(DESCRIPTION OF THE TASK) Reproduce the records. Keep every word exact and include no images.
*** EXTRACTED DATA
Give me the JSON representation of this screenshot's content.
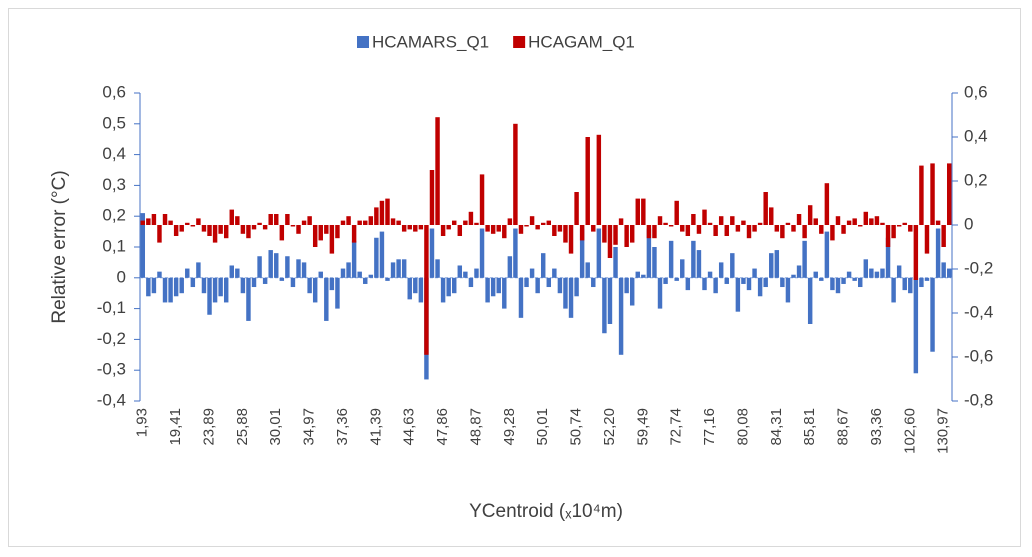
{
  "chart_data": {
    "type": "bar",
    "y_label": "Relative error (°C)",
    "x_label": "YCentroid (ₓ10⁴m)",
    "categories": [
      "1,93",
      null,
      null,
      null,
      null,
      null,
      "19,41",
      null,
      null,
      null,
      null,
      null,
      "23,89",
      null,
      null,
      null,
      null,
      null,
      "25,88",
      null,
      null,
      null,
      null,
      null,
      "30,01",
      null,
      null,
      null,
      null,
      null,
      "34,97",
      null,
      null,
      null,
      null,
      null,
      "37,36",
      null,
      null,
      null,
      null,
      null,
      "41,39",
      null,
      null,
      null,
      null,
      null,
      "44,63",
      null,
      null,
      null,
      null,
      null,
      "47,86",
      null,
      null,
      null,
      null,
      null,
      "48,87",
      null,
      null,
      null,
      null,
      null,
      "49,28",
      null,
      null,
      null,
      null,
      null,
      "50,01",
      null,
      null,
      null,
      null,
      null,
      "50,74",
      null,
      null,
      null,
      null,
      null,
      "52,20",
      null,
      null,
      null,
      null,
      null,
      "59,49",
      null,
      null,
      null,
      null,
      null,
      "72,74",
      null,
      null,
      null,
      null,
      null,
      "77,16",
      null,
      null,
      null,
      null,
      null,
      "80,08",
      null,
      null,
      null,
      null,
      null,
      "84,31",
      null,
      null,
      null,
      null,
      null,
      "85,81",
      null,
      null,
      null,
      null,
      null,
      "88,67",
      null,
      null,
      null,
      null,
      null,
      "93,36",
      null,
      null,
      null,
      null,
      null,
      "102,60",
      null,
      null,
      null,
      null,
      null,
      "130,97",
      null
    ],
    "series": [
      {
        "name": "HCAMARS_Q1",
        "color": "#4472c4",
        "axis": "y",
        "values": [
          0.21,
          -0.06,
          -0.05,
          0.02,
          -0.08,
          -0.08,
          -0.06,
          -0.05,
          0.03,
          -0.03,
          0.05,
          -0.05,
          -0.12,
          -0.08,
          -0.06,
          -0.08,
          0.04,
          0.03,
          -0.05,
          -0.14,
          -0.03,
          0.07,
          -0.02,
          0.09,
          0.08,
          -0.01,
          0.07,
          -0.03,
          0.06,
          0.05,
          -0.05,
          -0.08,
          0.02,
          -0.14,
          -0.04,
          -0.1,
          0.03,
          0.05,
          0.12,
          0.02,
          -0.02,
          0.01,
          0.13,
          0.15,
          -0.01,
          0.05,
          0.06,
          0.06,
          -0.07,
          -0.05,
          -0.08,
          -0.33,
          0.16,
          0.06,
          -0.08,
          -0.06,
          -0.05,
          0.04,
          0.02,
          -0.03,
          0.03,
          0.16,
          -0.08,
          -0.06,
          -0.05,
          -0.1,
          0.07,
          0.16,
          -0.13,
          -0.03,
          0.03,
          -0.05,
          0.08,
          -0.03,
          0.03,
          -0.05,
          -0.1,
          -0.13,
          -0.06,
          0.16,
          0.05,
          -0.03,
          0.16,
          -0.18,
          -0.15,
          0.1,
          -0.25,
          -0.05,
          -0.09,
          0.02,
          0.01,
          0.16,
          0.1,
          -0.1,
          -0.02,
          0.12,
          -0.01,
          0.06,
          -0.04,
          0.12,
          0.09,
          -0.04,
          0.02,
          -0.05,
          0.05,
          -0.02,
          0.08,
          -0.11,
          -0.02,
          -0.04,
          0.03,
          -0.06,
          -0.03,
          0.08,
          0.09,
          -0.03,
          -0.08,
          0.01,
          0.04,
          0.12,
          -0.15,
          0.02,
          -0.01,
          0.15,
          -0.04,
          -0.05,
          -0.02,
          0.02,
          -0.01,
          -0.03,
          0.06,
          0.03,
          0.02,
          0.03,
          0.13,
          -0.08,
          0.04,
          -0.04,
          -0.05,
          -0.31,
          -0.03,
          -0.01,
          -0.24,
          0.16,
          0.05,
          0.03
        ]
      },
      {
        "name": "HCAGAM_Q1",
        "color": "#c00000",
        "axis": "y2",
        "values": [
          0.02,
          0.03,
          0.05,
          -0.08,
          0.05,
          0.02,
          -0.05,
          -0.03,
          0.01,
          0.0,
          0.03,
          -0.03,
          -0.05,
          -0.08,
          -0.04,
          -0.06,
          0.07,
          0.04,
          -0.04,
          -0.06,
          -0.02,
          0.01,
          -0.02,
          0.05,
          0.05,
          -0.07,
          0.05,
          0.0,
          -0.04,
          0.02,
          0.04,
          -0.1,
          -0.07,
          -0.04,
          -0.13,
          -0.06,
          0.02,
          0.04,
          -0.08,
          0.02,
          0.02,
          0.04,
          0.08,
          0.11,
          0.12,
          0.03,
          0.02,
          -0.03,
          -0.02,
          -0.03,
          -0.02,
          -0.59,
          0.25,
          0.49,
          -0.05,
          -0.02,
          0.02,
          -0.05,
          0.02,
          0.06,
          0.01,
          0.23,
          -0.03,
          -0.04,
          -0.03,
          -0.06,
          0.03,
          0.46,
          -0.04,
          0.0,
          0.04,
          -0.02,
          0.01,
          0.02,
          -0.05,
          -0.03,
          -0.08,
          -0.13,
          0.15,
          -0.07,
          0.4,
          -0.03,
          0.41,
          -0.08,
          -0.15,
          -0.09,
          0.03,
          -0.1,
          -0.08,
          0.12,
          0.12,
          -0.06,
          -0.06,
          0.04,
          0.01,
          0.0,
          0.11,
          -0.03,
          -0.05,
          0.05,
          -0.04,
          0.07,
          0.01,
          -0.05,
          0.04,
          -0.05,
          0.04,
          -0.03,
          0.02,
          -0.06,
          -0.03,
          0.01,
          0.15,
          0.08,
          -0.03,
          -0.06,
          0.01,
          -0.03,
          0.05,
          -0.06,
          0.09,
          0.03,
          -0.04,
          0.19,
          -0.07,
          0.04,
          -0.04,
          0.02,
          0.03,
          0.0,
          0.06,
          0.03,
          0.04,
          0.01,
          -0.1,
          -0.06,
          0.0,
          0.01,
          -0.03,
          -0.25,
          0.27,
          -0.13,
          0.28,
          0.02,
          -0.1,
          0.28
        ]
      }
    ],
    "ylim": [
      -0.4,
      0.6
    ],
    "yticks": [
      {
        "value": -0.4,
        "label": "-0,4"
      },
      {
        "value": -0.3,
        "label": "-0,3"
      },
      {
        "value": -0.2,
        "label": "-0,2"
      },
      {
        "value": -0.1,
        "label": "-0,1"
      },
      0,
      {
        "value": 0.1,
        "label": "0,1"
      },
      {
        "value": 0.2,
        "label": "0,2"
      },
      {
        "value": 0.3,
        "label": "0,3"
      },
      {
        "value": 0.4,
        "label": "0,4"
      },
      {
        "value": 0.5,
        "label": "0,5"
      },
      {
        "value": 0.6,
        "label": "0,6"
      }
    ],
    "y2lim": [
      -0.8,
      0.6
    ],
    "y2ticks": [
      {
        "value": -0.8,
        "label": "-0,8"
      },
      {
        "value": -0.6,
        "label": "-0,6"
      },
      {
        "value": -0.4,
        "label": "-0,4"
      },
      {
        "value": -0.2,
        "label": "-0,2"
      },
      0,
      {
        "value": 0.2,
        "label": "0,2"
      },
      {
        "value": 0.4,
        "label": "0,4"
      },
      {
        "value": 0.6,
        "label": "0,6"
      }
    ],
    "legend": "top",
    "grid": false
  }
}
******
(RESULT OF THE EXERCISE)
Give me the JSON representation of this screenshot's content.
{
  "chart_data": {
    "type": "bar",
    "y_label": "Relative error (°C)",
    "x_label": "YCentroid (ₓ10⁴m)",
    "categories": [
      "1,93",
      null,
      null,
      null,
      null,
      null,
      "19,41",
      null,
      null,
      null,
      null,
      null,
      "23,89",
      null,
      null,
      null,
      null,
      null,
      "25,88",
      null,
      null,
      null,
      null,
      null,
      "30,01",
      null,
      null,
      null,
      null,
      null,
      "34,97",
      null,
      null,
      null,
      null,
      null,
      "37,36",
      null,
      null,
      null,
      null,
      null,
      "41,39",
      null,
      null,
      null,
      null,
      null,
      "44,63",
      null,
      null,
      null,
      null,
      null,
      "47,86",
      null,
      null,
      null,
      null,
      null,
      "48,87",
      null,
      null,
      null,
      null,
      null,
      "49,28",
      null,
      null,
      null,
      null,
      null,
      "50,01",
      null,
      null,
      null,
      null,
      null,
      "50,74",
      null,
      null,
      null,
      null,
      null,
      "52,20",
      null,
      null,
      null,
      null,
      null,
      "59,49",
      null,
      null,
      null,
      null,
      null,
      "72,74",
      null,
      null,
      null,
      null,
      null,
      "77,16",
      null,
      null,
      null,
      null,
      null,
      "80,08",
      null,
      null,
      null,
      null,
      null,
      "84,31",
      null,
      null,
      null,
      null,
      null,
      "85,81",
      null,
      null,
      null,
      null,
      null,
      "88,67",
      null,
      null,
      null,
      null,
      null,
      "93,36",
      null,
      null,
      null,
      null,
      null,
      "102,60",
      null,
      null,
      null,
      null,
      null,
      "130,97",
      null
    ],
    "series": [
      {
        "name": "HCAMARS_Q1",
        "color": "#4472c4",
        "axis": "y",
        "values": [
          0.21,
          -0.06,
          -0.05,
          0.02,
          -0.08,
          -0.08,
          -0.06,
          -0.05,
          0.03,
          -0.03,
          0.05,
          -0.05,
          -0.12,
          -0.08,
          -0.06,
          -0.08,
          0.04,
          0.03,
          -0.05,
          -0.14,
          -0.03,
          0.07,
          -0.02,
          0.09,
          0.08,
          -0.01,
          0.07,
          -0.03,
          0.06,
          0.05,
          -0.05,
          -0.08,
          0.02,
          -0.14,
          -0.04,
          -0.1,
          0.03,
          0.05,
          0.12,
          0.02,
          -0.02,
          0.01,
          0.13,
          0.15,
          -0.01,
          0.05,
          0.06,
          0.06,
          -0.07,
          -0.05,
          -0.08,
          -0.33,
          0.16,
          0.06,
          -0.08,
          -0.06,
          -0.05,
          0.04,
          0.02,
          -0.03,
          0.03,
          0.16,
          -0.08,
          -0.06,
          -0.05,
          -0.1,
          0.07,
          0.16,
          -0.13,
          -0.03,
          0.03,
          -0.05,
          0.08,
          -0.03,
          0.03,
          -0.05,
          -0.1,
          -0.13,
          -0.06,
          0.16,
          0.05,
          -0.03,
          0.16,
          -0.18,
          -0.15,
          0.1,
          -0.25,
          -0.05,
          -0.09,
          0.02,
          0.01,
          0.16,
          0.1,
          -0.1,
          -0.02,
          0.12,
          -0.01,
          0.06,
          -0.04,
          0.12,
          0.09,
          -0.04,
          0.02,
          -0.05,
          0.05,
          -0.02,
          0.08,
          -0.11,
          -0.02,
          -0.04,
          0.03,
          -0.06,
          -0.03,
          0.08,
          0.09,
          -0.03,
          -0.08,
          0.01,
          0.04,
          0.12,
          -0.15,
          0.02,
          -0.01,
          0.15,
          -0.04,
          -0.05,
          -0.02,
          0.02,
          -0.01,
          -0.03,
          0.06,
          0.03,
          0.02,
          0.03,
          0.13,
          -0.08,
          0.04,
          -0.04,
          -0.05,
          -0.31,
          -0.03,
          -0.01,
          -0.24,
          0.16,
          0.05,
          0.03
        ]
      },
      {
        "name": "HCAGAM_Q1",
        "color": "#c00000",
        "axis": "y2",
        "values": [
          0.02,
          0.03,
          0.05,
          -0.08,
          0.05,
          0.02,
          -0.05,
          -0.03,
          0.01,
          0.0,
          0.03,
          -0.03,
          -0.05,
          -0.08,
          -0.04,
          -0.06,
          0.07,
          0.04,
          -0.04,
          -0.06,
          -0.02,
          0.01,
          -0.02,
          0.05,
          0.05,
          -0.07,
          0.05,
          0.0,
          -0.04,
          0.02,
          0.04,
          -0.1,
          -0.07,
          -0.04,
          -0.13,
          -0.06,
          0.02,
          0.04,
          -0.08,
          0.02,
          0.02,
          0.04,
          0.08,
          0.11,
          0.12,
          0.03,
          0.02,
          -0.03,
          -0.02,
          -0.03,
          -0.02,
          -0.59,
          0.25,
          0.49,
          -0.05,
          -0.02,
          0.02,
          -0.05,
          0.02,
          0.06,
          0.01,
          0.23,
          -0.03,
          -0.04,
          -0.03,
          -0.06,
          0.03,
          0.46,
          -0.04,
          0.0,
          0.04,
          -0.02,
          0.01,
          0.02,
          -0.05,
          -0.03,
          -0.08,
          -0.13,
          0.15,
          -0.07,
          0.4,
          -0.03,
          0.41,
          -0.08,
          -0.15,
          -0.09,
          0.03,
          -0.1,
          -0.08,
          0.12,
          0.12,
          -0.06,
          -0.06,
          0.04,
          0.01,
          0.0,
          0.11,
          -0.03,
          -0.05,
          0.05,
          -0.04,
          0.07,
          0.01,
          -0.05,
          0.04,
          -0.05,
          0.04,
          -0.03,
          0.02,
          -0.06,
          -0.03,
          0.01,
          0.15,
          0.08,
          -0.03,
          -0.06,
          0.01,
          -0.03,
          0.05,
          -0.06,
          0.09,
          0.03,
          -0.04,
          0.19,
          -0.07,
          0.04,
          -0.04,
          0.02,
          0.03,
          0.0,
          0.06,
          0.03,
          0.04,
          0.01,
          -0.1,
          -0.06,
          0.0,
          0.01,
          -0.03,
          -0.25,
          0.27,
          -0.13,
          0.28,
          0.02,
          -0.1,
          0.28
        ]
      }
    ],
    "ylim": [
      -0.4,
      0.6
    ],
    "yticks": [
      {
        "value": -0.4,
        "label": "-0,4"
      },
      {
        "value": -0.3,
        "label": "-0,3"
      },
      {
        "value": -0.2,
        "label": "-0,2"
      },
      {
        "value": -0.1,
        "label": "-0,1"
      },
      0,
      {
        "value": 0.1,
        "label": "0,1"
      },
      {
        "value": 0.2,
        "label": "0,2"
      },
      {
        "value": 0.3,
        "label": "0,3"
      },
      {
        "value": 0.4,
        "label": "0,4"
      },
      {
        "value": 0.5,
        "label": "0,5"
      },
      {
        "value": 0.6,
        "label": "0,6"
      }
    ],
    "y2lim": [
      -0.8,
      0.6
    ],
    "y2ticks": [
      {
        "value": -0.8,
        "label": "-0,8"
      },
      {
        "value": -0.6,
        "label": "-0,6"
      },
      {
        "value": -0.4,
        "label": "-0,4"
      },
      {
        "value": -0.2,
        "label": "-0,2"
      },
      0,
      {
        "value": 0.2,
        "label": "0,2"
      },
      {
        "value": 0.4,
        "label": "0,4"
      },
      {
        "value": 0.6,
        "label": "0,6"
      }
    ],
    "legend": "top",
    "grid": false
  }
}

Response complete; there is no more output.